_What you will do_
All the records that follow need to be reproduced exactly. Omit the images.

— START Data for the task —

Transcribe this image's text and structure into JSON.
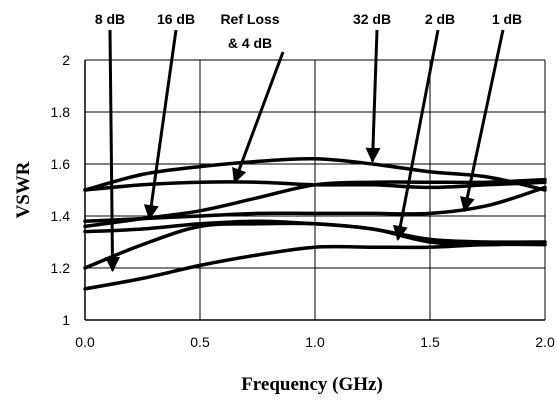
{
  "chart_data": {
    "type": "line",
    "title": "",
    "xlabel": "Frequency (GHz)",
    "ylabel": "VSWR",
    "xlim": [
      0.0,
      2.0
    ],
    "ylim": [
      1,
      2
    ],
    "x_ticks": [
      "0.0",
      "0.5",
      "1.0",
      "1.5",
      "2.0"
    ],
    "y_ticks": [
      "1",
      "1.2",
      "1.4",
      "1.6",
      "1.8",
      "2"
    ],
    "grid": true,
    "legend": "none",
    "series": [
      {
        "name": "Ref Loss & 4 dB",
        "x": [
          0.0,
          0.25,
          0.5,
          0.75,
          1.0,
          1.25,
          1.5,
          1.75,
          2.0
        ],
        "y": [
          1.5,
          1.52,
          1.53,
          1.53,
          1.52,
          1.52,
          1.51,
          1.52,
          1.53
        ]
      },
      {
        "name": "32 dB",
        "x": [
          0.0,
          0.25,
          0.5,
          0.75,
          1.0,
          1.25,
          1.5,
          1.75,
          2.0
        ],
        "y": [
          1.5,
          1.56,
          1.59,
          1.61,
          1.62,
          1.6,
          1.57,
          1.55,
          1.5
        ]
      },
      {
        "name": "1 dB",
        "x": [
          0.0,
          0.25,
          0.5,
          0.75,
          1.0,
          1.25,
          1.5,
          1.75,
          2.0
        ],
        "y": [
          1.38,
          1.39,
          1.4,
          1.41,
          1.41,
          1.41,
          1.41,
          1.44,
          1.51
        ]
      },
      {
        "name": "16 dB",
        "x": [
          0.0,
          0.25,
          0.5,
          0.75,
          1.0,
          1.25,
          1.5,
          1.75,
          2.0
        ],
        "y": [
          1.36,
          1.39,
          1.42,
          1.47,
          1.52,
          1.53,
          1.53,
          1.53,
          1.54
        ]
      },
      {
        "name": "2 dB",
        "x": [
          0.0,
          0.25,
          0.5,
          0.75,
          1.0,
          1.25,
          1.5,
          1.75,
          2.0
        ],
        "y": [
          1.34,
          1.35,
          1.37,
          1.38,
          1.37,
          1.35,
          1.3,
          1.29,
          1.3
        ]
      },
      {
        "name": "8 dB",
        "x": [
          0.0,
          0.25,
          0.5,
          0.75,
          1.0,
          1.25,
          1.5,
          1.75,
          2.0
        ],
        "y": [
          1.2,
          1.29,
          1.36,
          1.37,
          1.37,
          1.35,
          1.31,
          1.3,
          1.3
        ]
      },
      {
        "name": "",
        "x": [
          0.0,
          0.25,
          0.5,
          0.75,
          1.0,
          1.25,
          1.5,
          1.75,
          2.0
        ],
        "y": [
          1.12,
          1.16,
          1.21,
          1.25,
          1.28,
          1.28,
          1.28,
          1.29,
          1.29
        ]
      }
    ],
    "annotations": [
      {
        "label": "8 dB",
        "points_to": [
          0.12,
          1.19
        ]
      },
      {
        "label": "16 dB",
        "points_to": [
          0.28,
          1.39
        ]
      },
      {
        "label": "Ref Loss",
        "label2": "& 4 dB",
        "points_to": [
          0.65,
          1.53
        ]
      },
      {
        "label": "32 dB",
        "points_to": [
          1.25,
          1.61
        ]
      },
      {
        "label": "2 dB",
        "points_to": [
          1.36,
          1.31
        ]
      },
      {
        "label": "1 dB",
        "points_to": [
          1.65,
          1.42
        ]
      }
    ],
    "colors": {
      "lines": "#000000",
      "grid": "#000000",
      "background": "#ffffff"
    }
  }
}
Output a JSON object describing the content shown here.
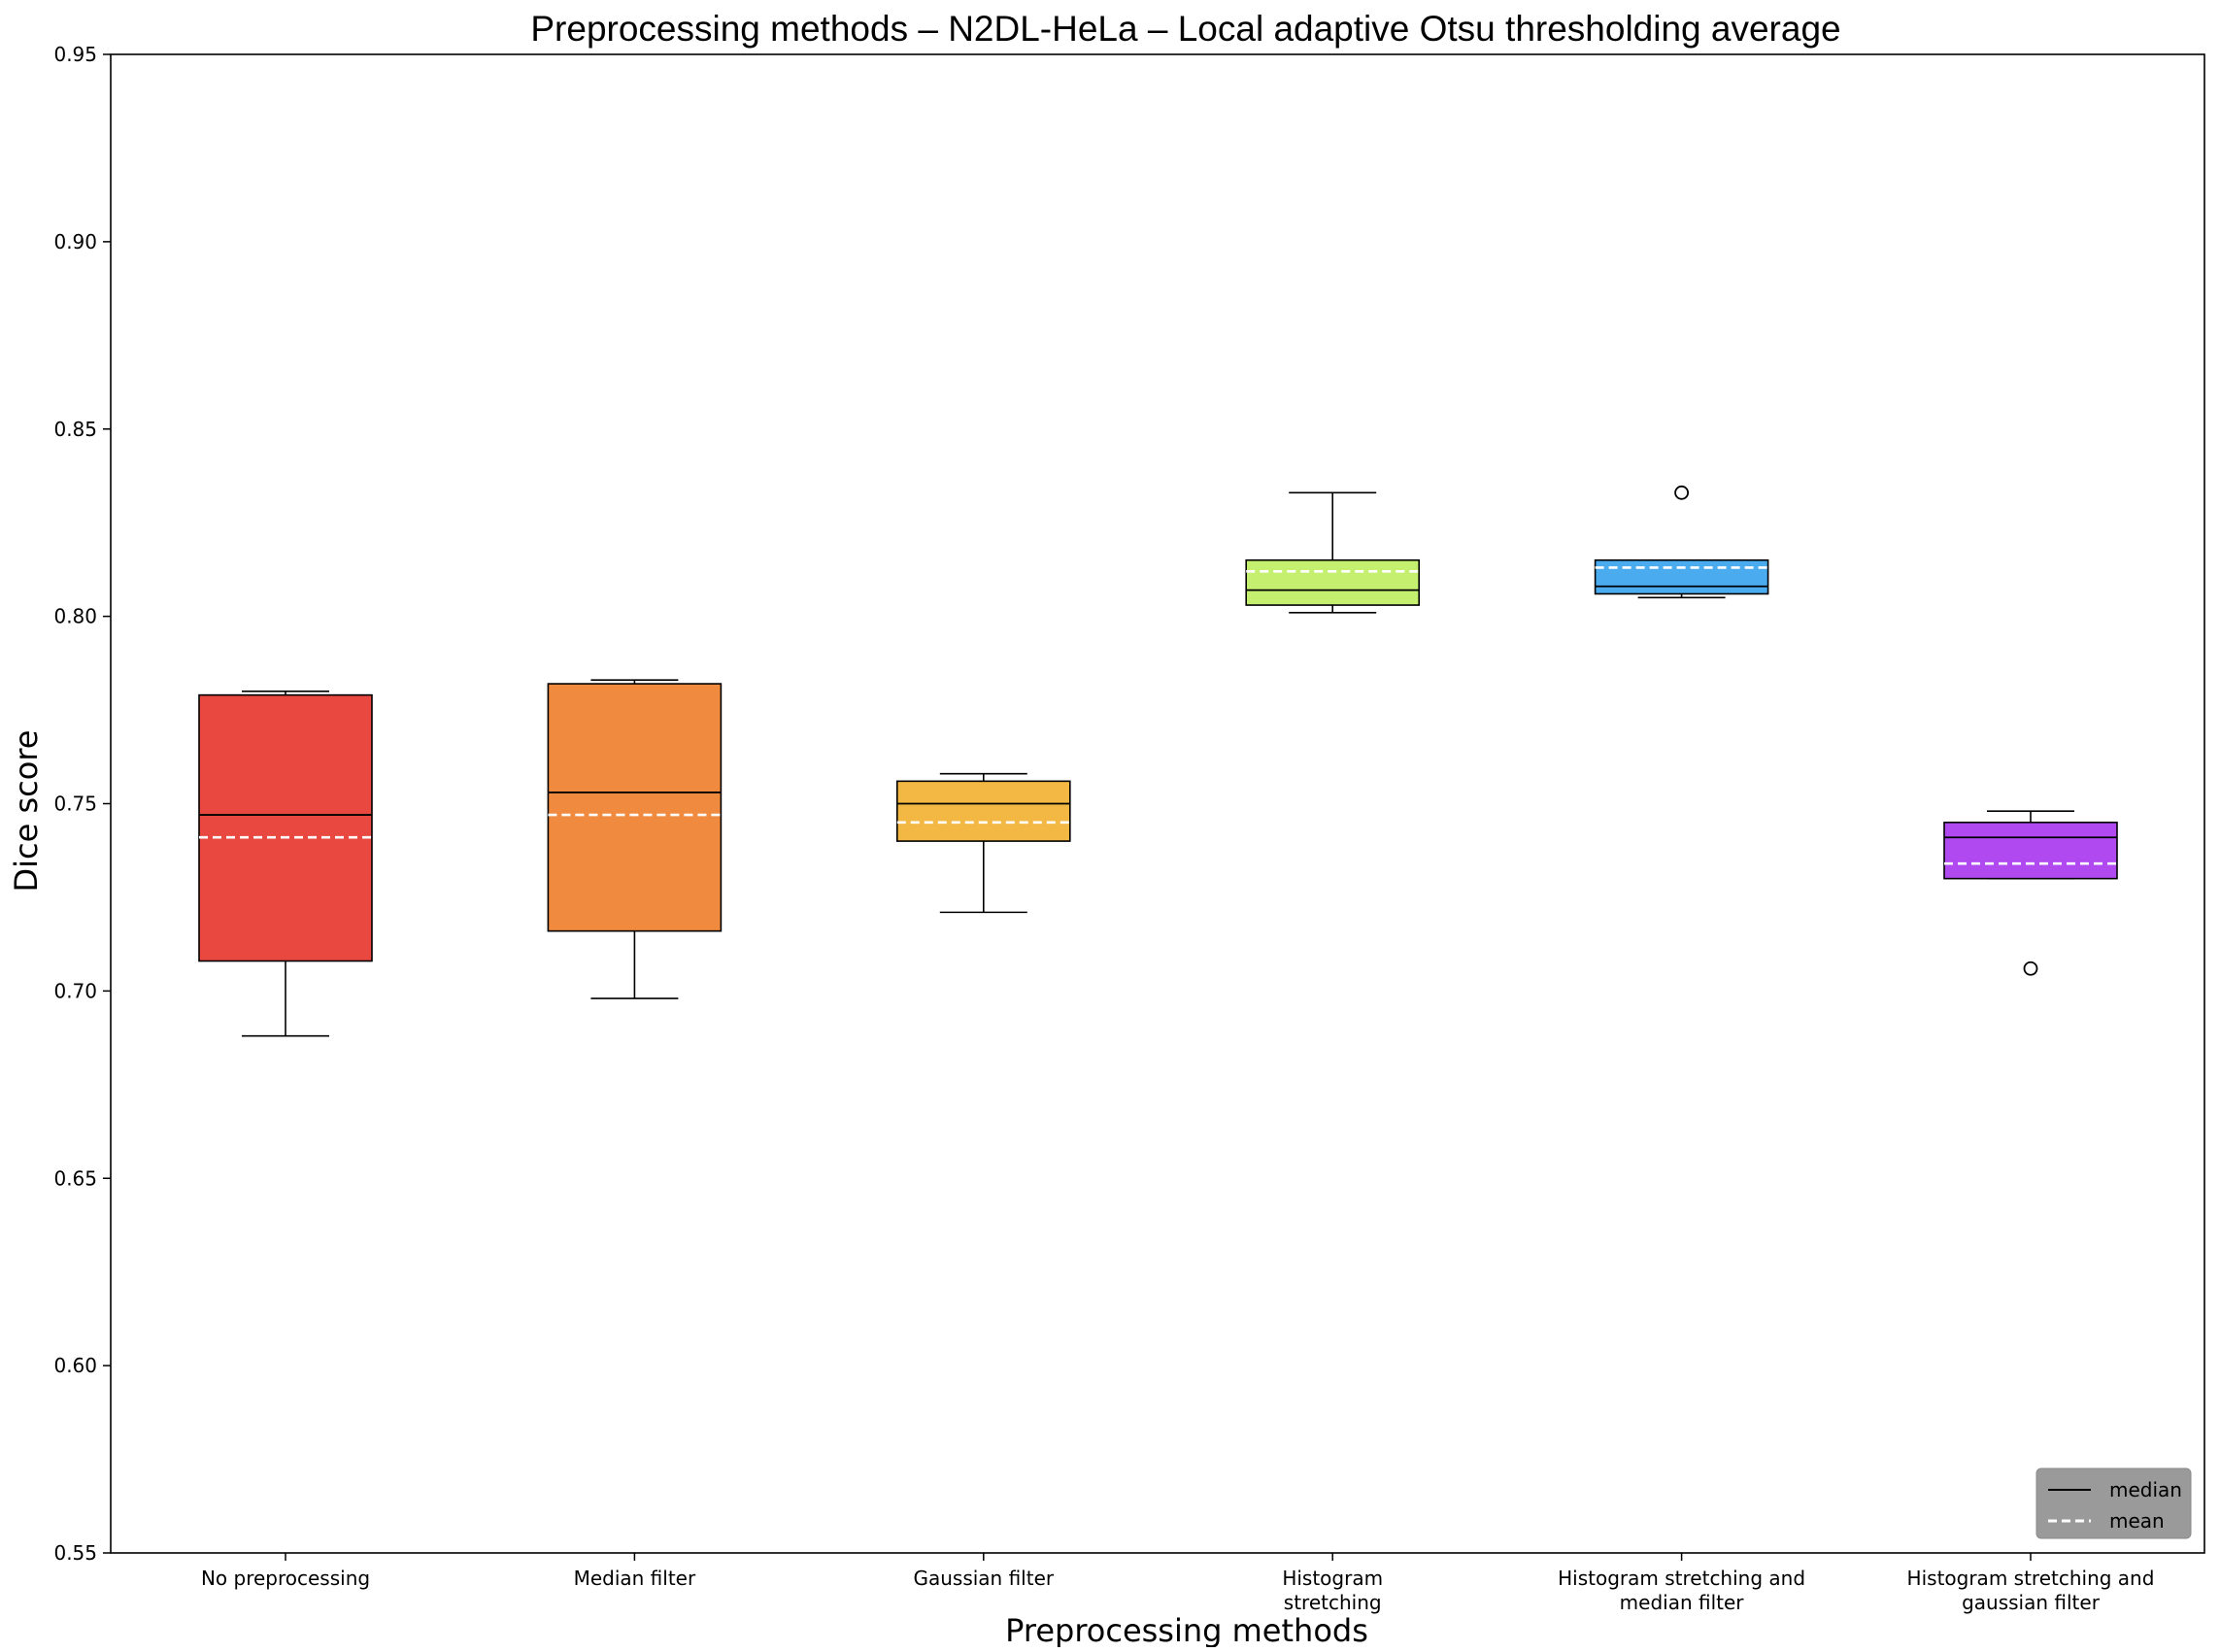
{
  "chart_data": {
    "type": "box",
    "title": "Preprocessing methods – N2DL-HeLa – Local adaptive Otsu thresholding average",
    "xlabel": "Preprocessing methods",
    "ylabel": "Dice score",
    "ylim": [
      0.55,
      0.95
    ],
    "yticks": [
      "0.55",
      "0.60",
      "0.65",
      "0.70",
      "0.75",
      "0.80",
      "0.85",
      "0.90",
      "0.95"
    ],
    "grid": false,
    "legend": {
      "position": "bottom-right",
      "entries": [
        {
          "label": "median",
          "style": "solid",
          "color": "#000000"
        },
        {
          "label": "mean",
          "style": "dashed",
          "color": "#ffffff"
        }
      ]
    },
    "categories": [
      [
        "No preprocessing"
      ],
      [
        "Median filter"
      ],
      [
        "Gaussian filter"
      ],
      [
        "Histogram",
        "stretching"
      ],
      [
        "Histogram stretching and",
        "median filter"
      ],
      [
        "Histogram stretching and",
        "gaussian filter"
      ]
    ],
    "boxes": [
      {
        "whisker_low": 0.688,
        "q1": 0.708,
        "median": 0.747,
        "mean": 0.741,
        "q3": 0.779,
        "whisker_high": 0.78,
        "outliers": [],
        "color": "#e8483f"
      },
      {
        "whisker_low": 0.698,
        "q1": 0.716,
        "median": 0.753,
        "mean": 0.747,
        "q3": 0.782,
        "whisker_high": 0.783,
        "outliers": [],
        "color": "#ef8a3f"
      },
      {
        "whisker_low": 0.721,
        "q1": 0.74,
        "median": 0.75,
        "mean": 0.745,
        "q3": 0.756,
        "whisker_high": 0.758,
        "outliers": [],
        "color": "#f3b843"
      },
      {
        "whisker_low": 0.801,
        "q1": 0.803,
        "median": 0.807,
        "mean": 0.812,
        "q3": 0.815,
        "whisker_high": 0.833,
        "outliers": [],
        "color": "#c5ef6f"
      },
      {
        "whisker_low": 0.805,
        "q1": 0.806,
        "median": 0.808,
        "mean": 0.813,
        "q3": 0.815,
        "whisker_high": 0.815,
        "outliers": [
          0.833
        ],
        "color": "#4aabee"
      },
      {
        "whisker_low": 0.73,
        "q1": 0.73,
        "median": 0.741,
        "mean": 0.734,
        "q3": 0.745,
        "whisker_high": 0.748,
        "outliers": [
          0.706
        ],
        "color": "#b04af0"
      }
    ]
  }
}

— END Data for the task —

_Task output_
Transcribe this image's text and structure into JSON.
{
  "chart_data": {
    "type": "line",
    "title": "",
    "xlabel": "Frequency (GHz)",
    "ylabel": "VSWR",
    "xlim": [
      0.0,
      2.0
    ],
    "ylim": [
      1,
      2
    ],
    "x_ticks": [
      "0.0",
      "0.5",
      "1.0",
      "1.5",
      "2.0"
    ],
    "y_ticks": [
      "1",
      "1.2",
      "1.4",
      "1.6",
      "1.8",
      "2"
    ],
    "grid": true,
    "legend": "none",
    "series": [
      {
        "name": "Ref Loss & 4 dB",
        "x": [
          0.0,
          0.25,
          0.5,
          0.75,
          1.0,
          1.25,
          1.5,
          1.75,
          2.0
        ],
        "y": [
          1.5,
          1.52,
          1.53,
          1.53,
          1.52,
          1.52,
          1.51,
          1.52,
          1.53
        ]
      },
      {
        "name": "32 dB",
        "x": [
          0.0,
          0.25,
          0.5,
          0.75,
          1.0,
          1.25,
          1.5,
          1.75,
          2.0
        ],
        "y": [
          1.5,
          1.56,
          1.59,
          1.61,
          1.62,
          1.6,
          1.57,
          1.55,
          1.5
        ]
      },
      {
        "name": "1 dB",
        "x": [
          0.0,
          0.25,
          0.5,
          0.75,
          1.0,
          1.25,
          1.5,
          1.75,
          2.0
        ],
        "y": [
          1.38,
          1.39,
          1.4,
          1.41,
          1.41,
          1.41,
          1.41,
          1.44,
          1.51
        ]
      },
      {
        "name": "16 dB",
        "x": [
          0.0,
          0.25,
          0.5,
          0.75,
          1.0,
          1.25,
          1.5,
          1.75,
          2.0
        ],
        "y": [
          1.36,
          1.39,
          1.42,
          1.47,
          1.52,
          1.53,
          1.53,
          1.53,
          1.54
        ]
      },
      {
        "name": "2 dB",
        "x": [
          0.0,
          0.25,
          0.5,
          0.75,
          1.0,
          1.25,
          1.5,
          1.75,
          2.0
        ],
        "y": [
          1.34,
          1.35,
          1.37,
          1.38,
          1.37,
          1.35,
          1.3,
          1.29,
          1.3
        ]
      },
      {
        "name": "8 dB",
        "x": [
          0.0,
          0.25,
          0.5,
          0.75,
          1.0,
          1.25,
          1.5,
          1.75,
          2.0
        ],
        "y": [
          1.2,
          1.29,
          1.36,
          1.37,
          1.37,
          1.35,
          1.31,
          1.3,
          1.3
        ]
      },
      {
        "name": "",
        "x": [
          0.0,
          0.25,
          0.5,
          0.75,
          1.0,
          1.25,
          1.5,
          1.75,
          2.0
        ],
        "y": [
          1.12,
          1.16,
          1.21,
          1.25,
          1.28,
          1.28,
          1.28,
          1.29,
          1.29
        ]
      }
    ],
    "annotations": [
      {
        "label": "8 dB",
        "points_to": [
          0.12,
          1.19
        ]
      },
      {
        "label": "16 dB",
        "points_to": [
          0.28,
          1.39
        ]
      },
      {
        "label": "Ref Loss",
        "label2": "& 4 dB",
        "points_to": [
          0.65,
          1.53
        ]
      },
      {
        "label": "32 dB",
        "points_to": [
          1.25,
          1.61
        ]
      },
      {
        "label": "2 dB",
        "points_to": [
          1.36,
          1.31
        ]
      },
      {
        "label": "1 dB",
        "points_to": [
          1.65,
          1.42
        ]
      }
    ],
    "colors": {
      "lines": "#000000",
      "grid": "#000000",
      "background": "#ffffff"
    }
  }
}
Output a JSON object describing the content shown here.
{
  "chart_data": {
    "type": "box",
    "title": "Preprocessing methods – N2DL-HeLa – Local adaptive Otsu thresholding average",
    "xlabel": "Preprocessing methods",
    "ylabel": "Dice score",
    "ylim": [
      0.55,
      0.95
    ],
    "yticks": [
      "0.55",
      "0.60",
      "0.65",
      "0.70",
      "0.75",
      "0.80",
      "0.85",
      "0.90",
      "0.95"
    ],
    "grid": false,
    "legend": {
      "position": "bottom-right",
      "entries": [
        {
          "label": "median",
          "style": "solid",
          "color": "#000000"
        },
        {
          "label": "mean",
          "style": "dashed",
          "color": "#ffffff"
        }
      ]
    },
    "categories": [
      [
        "No preprocessing"
      ],
      [
        "Median filter"
      ],
      [
        "Gaussian filter"
      ],
      [
        "Histogram",
        "stretching"
      ],
      [
        "Histogram stretching and",
        "median filter"
      ],
      [
        "Histogram stretching and",
        "gaussian filter"
      ]
    ],
    "boxes": [
      {
        "whisker_low": 0.688,
        "q1": 0.708,
        "median": 0.747,
        "mean": 0.741,
        "q3": 0.779,
        "whisker_high": 0.78,
        "outliers": [],
        "color": "#e8483f"
      },
      {
        "whisker_low": 0.698,
        "q1": 0.716,
        "median": 0.753,
        "mean": 0.747,
        "q3": 0.782,
        "whisker_high": 0.783,
        "outliers": [],
        "color": "#ef8a3f"
      },
      {
        "whisker_low": 0.721,
        "q1": 0.74,
        "median": 0.75,
        "mean": 0.745,
        "q3": 0.756,
        "whisker_high": 0.758,
        "outliers": [],
        "color": "#f3b843"
      },
      {
        "whisker_low": 0.801,
        "q1": 0.803,
        "median": 0.807,
        "mean": 0.812,
        "q3": 0.815,
        "whisker_high": 0.833,
        "outliers": [],
        "color": "#c5ef6f"
      },
      {
        "whisker_low": 0.805,
        "q1": 0.806,
        "median": 0.808,
        "mean": 0.813,
        "q3": 0.815,
        "whisker_high": 0.815,
        "outliers": [
          0.833
        ],
        "color": "#4aabee"
      },
      {
        "whisker_low": 0.73,
        "q1": 0.73,
        "median": 0.741,
        "mean": 0.734,
        "q3": 0.745,
        "whisker_high": 0.748,
        "outliers": [
          0.706
        ],
        "color": "#b04af0"
      }
    ]
  }
}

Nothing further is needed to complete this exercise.